→ **Problem to work on**
Locate each line of the material that contains "csak", then return it.

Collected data
[start]
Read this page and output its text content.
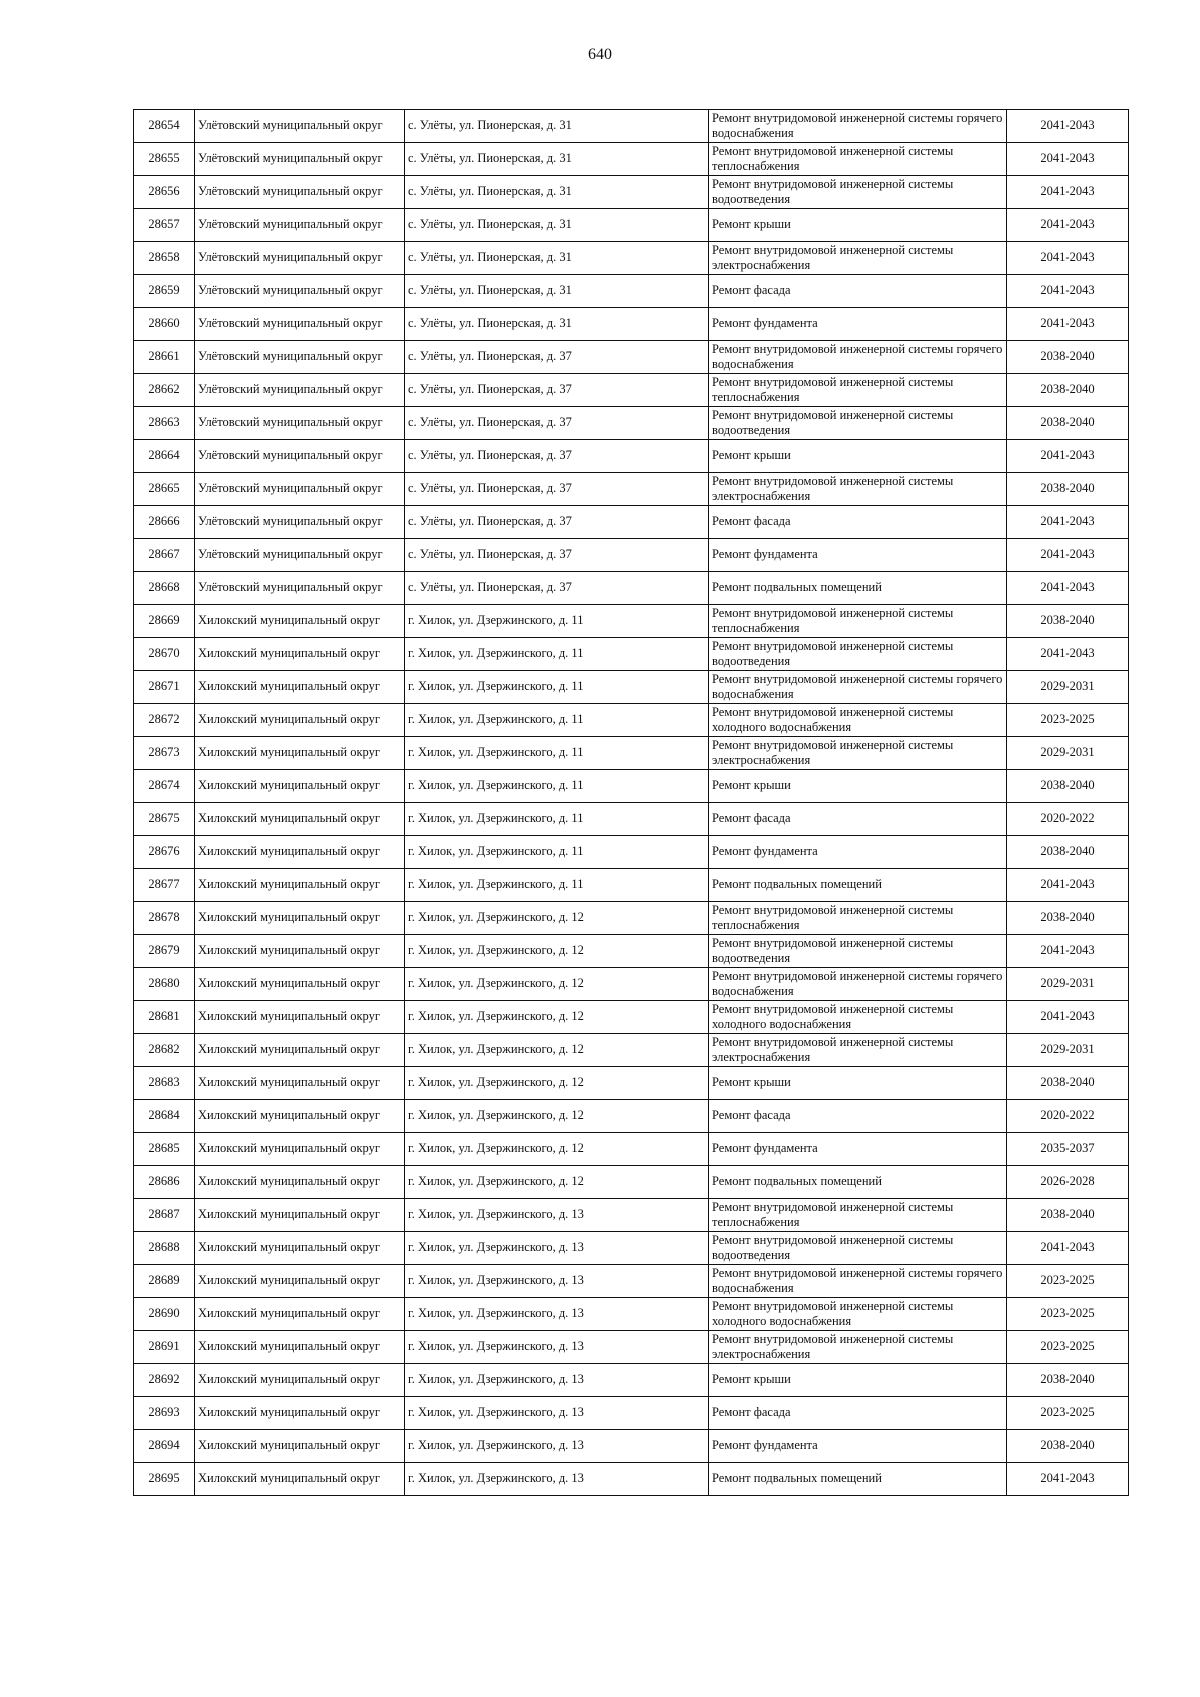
640
28654	Улётовский муниципальный округ	с. Улёты, ул. Пионерская, д. 31	Ремонт внутридомовой инженерной системы горячего водоснабжения	2041-2043
28655	Улётовский муниципальный округ	с. Улёты, ул. Пионерская, д. 31	Ремонт внутридомовой инженерной системы теплоснабжения	2041-2043
28656	Улётовский муниципальный округ	с. Улёты, ул. Пионерская, д. 31	Ремонт внутридомовой инженерной системы водоотведения	2041-2043
28657	Улётовский муниципальный округ	с. Улёты, ул. Пионерская, д. 31	Ремонт крыши	2041-2043
28658	Улётовский муниципальный округ	с. Улёты, ул. Пионерская, д. 31	Ремонт внутридомовой инженерной системы электроснабжения	2041-2043
28659	Улётовский муниципальный округ	с. Улёты, ул. Пионерская, д. 31	Ремонт фасада	2041-2043
28660	Улётовский муниципальный округ	с. Улёты, ул. Пионерская, д. 31	Ремонт фундамента	2041-2043
28661	Улётовский муниципальный округ	с. Улёты, ул. Пионерская, д. 37	Ремонт внутридомовой инженерной системы горячего водоснабжения	2038-2040
28662	Улётовский муниципальный округ	с. Улёты, ул. Пионерская, д. 37	Ремонт внутридомовой инженерной системы теплоснабжения	2038-2040
28663	Улётовский муниципальный округ	с. Улёты, ул. Пионерская, д. 37	Ремонт внутридомовой инженерной системы водоотведения	2038-2040
28664	Улётовский муниципальный округ	с. Улёты, ул. Пионерская, д. 37	Ремонт крыши	2041-2043
28665	Улётовский муниципальный округ	с. Улёты, ул. Пионерская, д. 37	Ремонт внутридомовой инженерной системы электроснабжения	2038-2040
28666	Улётовский муниципальный округ	с. Улёты, ул. Пионерская, д. 37	Ремонт фасада	2041-2043
28667	Улётовский муниципальный округ	с. Улёты, ул. Пионерская, д. 37	Ремонт фундамента	2041-2043
28668	Улётовский муниципальный округ	с. Улёты, ул. Пионерская, д. 37	Ремонт подвальных помещений	2041-2043
28669	Хилокский муниципальный округ	г. Хилок, ул. Дзержинского, д. 11	Ремонт внутридомовой инженерной системы теплоснабжения	2038-2040
28670	Хилокский муниципальный округ	г. Хилок, ул. Дзержинского, д. 11	Ремонт внутридомовой инженерной системы водоотведения	2041-2043
28671	Хилокский муниципальный округ	г. Хилок, ул. Дзержинского, д. 11	Ремонт внутридомовой инженерной системы горячего водоснабжения	2029-2031
28672	Хилокский муниципальный округ	г. Хилок, ул. Дзержинского, д. 11	Ремонт внутридомовой инженерной системы холодного водоснабжения	2023-2025
28673	Хилокский муниципальный округ	г. Хилок, ул. Дзержинского, д. 11	Ремонт внутридомовой инженерной системы электроснабжения	2029-2031
28674	Хилокский муниципальный округ	г. Хилок, ул. Дзержинского, д. 11	Ремонт крыши	2038-2040
28675	Хилокский муниципальный округ	г. Хилок, ул. Дзержинского, д. 11	Ремонт фасада	2020-2022
28676	Хилокский муниципальный округ	г. Хилок, ул. Дзержинского, д. 11	Ремонт фундамента	2038-2040
28677	Хилокский муниципальный округ	г. Хилок, ул. Дзержинского, д. 11	Ремонт подвальных помещений	2041-2043
28678	Хилокский муниципальный округ	г. Хилок, ул. Дзержинского, д. 12	Ремонт внутридомовой инженерной системы теплоснабжения	2038-2040
28679	Хилокский муниципальный округ	г. Хилок, ул. Дзержинского, д. 12	Ремонт внутридомовой инженерной системы водоотведения	2041-2043
28680	Хилокский муниципальный округ	г. Хилок, ул. Дзержинского, д. 12	Ремонт внутридомовой инженерной системы горячего водоснабжения	2029-2031
28681	Хилокский муниципальный округ	г. Хилок, ул. Дзержинского, д. 12	Ремонт внутридомовой инженерной системы холодного водоснабжения	2041-2043
28682	Хилокский муниципальный округ	г. Хилок, ул. Дзержинского, д. 12	Ремонт внутридомовой инженерной системы электроснабжения	2029-2031
28683	Хилокский муниципальный округ	г. Хилок, ул. Дзержинского, д. 12	Ремонт крыши	2038-2040
28684	Хилокский муниципальный округ	г. Хилок, ул. Дзержинского, д. 12	Ремонт фасада	2020-2022
28685	Хилокский муниципальный округ	г. Хилок, ул. Дзержинского, д. 12	Ремонт фундамента	2035-2037
28686	Хилокский муниципальный округ	г. Хилок, ул. Дзержинского, д. 12	Ремонт подвальных помещений	2026-2028
28687	Хилокский муниципальный округ	г. Хилок, ул. Дзержинского, д. 13	Ремонт внутридомовой инженерной системы теплоснабжения	2038-2040
28688	Хилокский муниципальный округ	г. Хилок, ул. Дзержинского, д. 13	Ремонт внутридомовой инженерной системы водоотведения	2041-2043
28689	Хилокский муниципальный округ	г. Хилок, ул. Дзержинского, д. 13	Ремонт внутридомовой инженерной системы горячего водоснабжения	2023-2025
28690	Хилокский муниципальный округ	г. Хилок, ул. Дзержинского, д. 13	Ремонт внутридомовой инженерной системы холодного водоснабжения	2023-2025
28691	Хилокский муниципальный округ	г. Хилок, ул. Дзержинского, д. 13	Ремонт внутридомовой инженерной системы электроснабжения	2023-2025
28692	Хилокский муниципальный округ	г. Хилок, ул. Дзержинского, д. 13	Ремонт крыши	2038-2040
28693	Хилокский муниципальный округ	г. Хилок, ул. Дзержинского, д. 13	Ремонт фасада	2023-2025
28694	Хилокский муниципальный округ	г. Хилок, ул. Дзержинского, д. 13	Ремонт фундамента	2038-2040
28695	Хилокский муниципальный округ	г. Хилок, ул. Дзержинского, д. 13	Ремонт подвальных помещений	2041-2043
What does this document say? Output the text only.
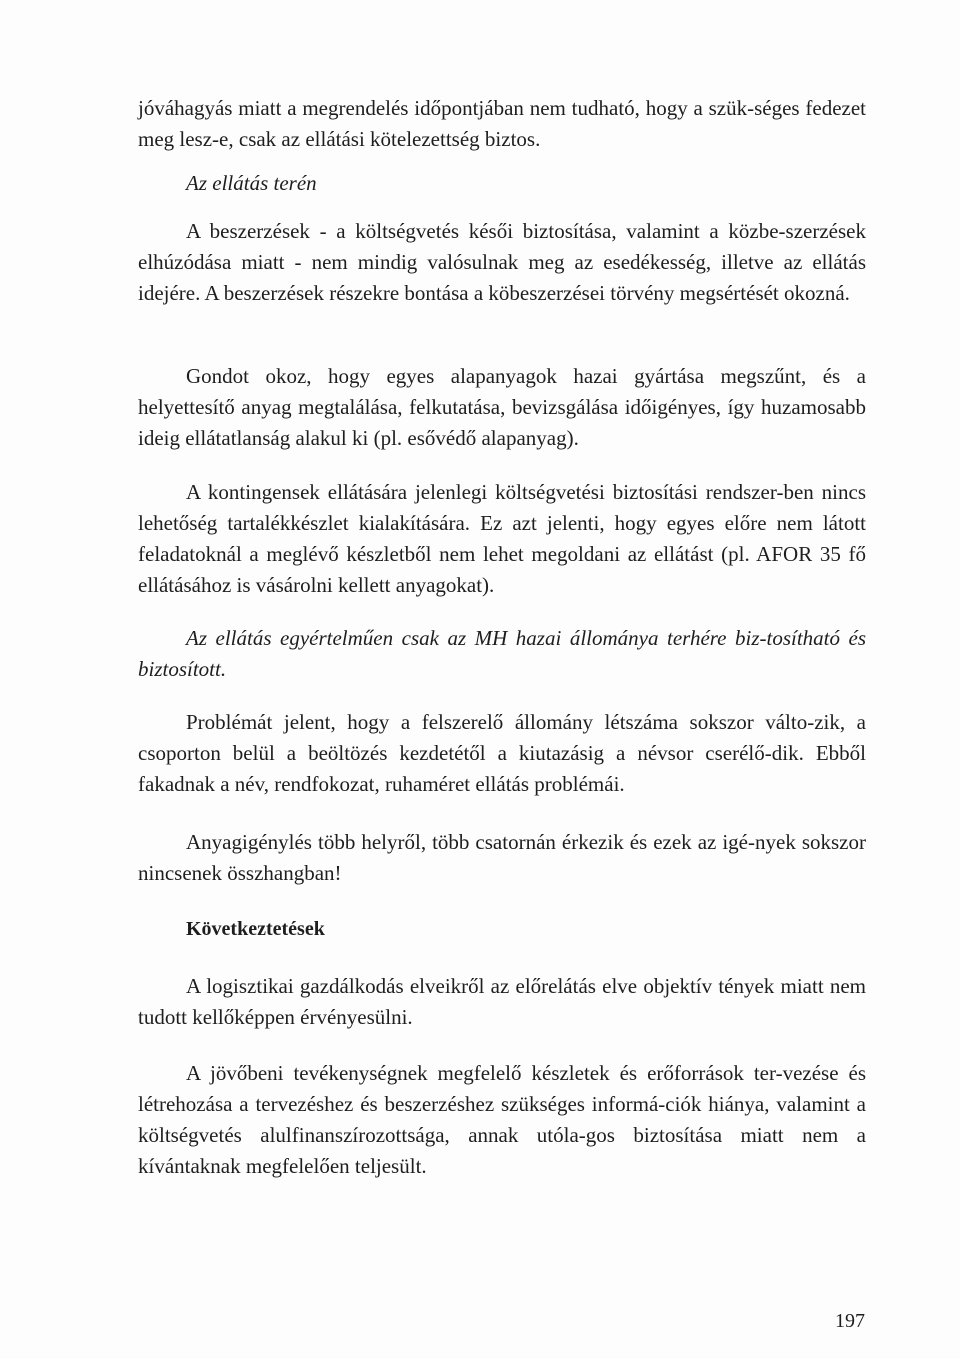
jóváhagyás miatt a megrendelés időpontjában nem tudható, hogy a szük-séges fedezet meg lesz-e, csak az ellátási kötelezettség biztos.

Az ellátás terén

A beszerzések - a költségvetés késői biztosítása, valamint a közbe-szerzések elhúzódása miatt - nem mindig valósulnak meg az esedékesség, illetve az ellátás idejére. A beszerzések részekre bontása a köbeszerzései törvény megsértését okozná.

Gondot okoz, hogy egyes alapanyagok hazai gyártása megszűnt, és a helyettesítő anyag megtalálása, felkutatása, bevizsgálása időigényes, így huzamosabb ideig ellátatlanság alakul ki (pl. esővédő alapanyag).

A kontingensek ellátására jelenlegi költségvetési biztosítási rendszer-ben nincs lehetőség tartalékkészlet kialakítására. Ez azt jelenti, hogy egyes előre nem látott feladatoknál a meglévő készletből nem lehet megoldani az ellátást (pl. AFOR 35 fő ellátásához is vásárolni kellett anyagokat).

Az ellátás egyértelműen csak az MH hazai állománya terhére biz-tosítható és biztosított.

Problémát jelent, hogy a felszerelő állomány létszáma sokszor válto-zik, a csoporton belül a beöltözés kezdetétől a kiutazásig a névsor cserélő-dik. Ebből fakadnak a név, rendfokozat, ruhaméret ellátás problémái.

Anyagigénylés több helyről, több csatornán érkezik és ezek az igé-nyek sokszor nincsenek összhangban!

Következtetések

A logisztikai gazdálkodás elveikről az előrelátás elve objektív tények miatt nem tudott kellőképpen érvényesülni.

A jövőbeni tevékenységnek megfelelő készletek és erőforrások ter-vezése és létrehozása a tervezéshez és beszerzéshez szükséges informá-ciók hiánya, valamint a költségvetés alulfinanszírozottsága, annak utóla-gos biztosítása miatt nem a kívántaknak megfelelően teljesült.

197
[end]
→ **Solution for this exercise**
jóváhagyás miatt a megrendelés időpontjában nem tudható, hogy a szük-séges fedezet meg lesz-e, csak az ellátási kötelezettség biztos.
Az ellátás egyértelműen csak az MH hazai állománya terhére biz-tosítható és biztosított.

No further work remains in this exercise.